Collected data entries:
>> START

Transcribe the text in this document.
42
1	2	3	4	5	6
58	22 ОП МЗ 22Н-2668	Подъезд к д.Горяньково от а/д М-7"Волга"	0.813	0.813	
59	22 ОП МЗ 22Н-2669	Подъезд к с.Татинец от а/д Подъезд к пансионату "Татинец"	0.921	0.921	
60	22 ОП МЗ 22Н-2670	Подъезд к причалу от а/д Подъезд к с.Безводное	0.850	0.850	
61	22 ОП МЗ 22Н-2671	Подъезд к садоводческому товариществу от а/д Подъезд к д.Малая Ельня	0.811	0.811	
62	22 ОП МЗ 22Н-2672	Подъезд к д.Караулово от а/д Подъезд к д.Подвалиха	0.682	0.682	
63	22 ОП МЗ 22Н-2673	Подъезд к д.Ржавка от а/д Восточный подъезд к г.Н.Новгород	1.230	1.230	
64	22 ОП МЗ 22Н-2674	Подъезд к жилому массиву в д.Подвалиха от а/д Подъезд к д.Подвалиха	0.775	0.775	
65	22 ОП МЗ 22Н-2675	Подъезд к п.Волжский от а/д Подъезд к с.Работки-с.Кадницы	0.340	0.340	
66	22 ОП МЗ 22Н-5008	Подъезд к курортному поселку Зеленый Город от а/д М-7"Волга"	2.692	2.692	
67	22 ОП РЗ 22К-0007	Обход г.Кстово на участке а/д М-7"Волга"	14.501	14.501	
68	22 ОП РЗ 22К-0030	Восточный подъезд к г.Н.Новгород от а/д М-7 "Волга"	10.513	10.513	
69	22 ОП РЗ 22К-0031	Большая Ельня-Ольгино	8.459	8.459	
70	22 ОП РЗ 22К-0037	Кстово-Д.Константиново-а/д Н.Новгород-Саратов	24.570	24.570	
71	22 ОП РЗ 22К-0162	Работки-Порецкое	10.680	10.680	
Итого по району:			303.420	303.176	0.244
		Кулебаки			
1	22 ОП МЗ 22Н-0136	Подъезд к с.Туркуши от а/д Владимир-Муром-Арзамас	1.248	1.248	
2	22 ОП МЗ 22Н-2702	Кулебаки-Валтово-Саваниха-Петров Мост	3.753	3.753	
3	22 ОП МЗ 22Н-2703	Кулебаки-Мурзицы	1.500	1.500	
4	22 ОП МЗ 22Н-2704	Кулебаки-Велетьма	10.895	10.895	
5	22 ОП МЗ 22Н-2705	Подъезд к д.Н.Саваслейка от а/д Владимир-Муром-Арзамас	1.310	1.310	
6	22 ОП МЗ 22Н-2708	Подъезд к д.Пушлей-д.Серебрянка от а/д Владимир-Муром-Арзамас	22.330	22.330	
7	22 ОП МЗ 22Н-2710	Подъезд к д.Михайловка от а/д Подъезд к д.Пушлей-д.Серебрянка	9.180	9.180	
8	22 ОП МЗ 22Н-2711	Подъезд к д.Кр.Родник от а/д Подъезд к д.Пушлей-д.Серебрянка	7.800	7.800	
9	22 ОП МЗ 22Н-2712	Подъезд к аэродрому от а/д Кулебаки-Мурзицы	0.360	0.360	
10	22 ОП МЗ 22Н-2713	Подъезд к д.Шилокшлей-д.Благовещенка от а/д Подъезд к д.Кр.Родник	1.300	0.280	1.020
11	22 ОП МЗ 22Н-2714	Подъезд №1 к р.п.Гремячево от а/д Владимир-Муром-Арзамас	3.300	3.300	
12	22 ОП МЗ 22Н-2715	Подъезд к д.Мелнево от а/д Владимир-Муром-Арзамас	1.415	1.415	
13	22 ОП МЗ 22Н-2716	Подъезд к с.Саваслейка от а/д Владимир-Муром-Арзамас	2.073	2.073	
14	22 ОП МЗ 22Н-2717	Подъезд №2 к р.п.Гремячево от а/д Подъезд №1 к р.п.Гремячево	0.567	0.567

>> END

Filter out all lines lacking the word "Пушлей" and copy the rest.

**FULL SOLUTION:**
6	22 ОП МЗ 22Н-2708	Подъезд к д.Пушлей-д.Серебрянка от а/д Владимир-Муром-Арзамас	22.330	22.330	
7	22 ОП МЗ 22Н-2710	Подъезд к д.Михайловка от а/д Подъезд к д.Пушлей-д.Серебрянка	9.180	9.180	
8	22 ОП МЗ 22Н-2711	Подъезд к д.Кр.Родник от а/д Подъезд к д.Пушлей-д.Серебрянка	7.800	7.800	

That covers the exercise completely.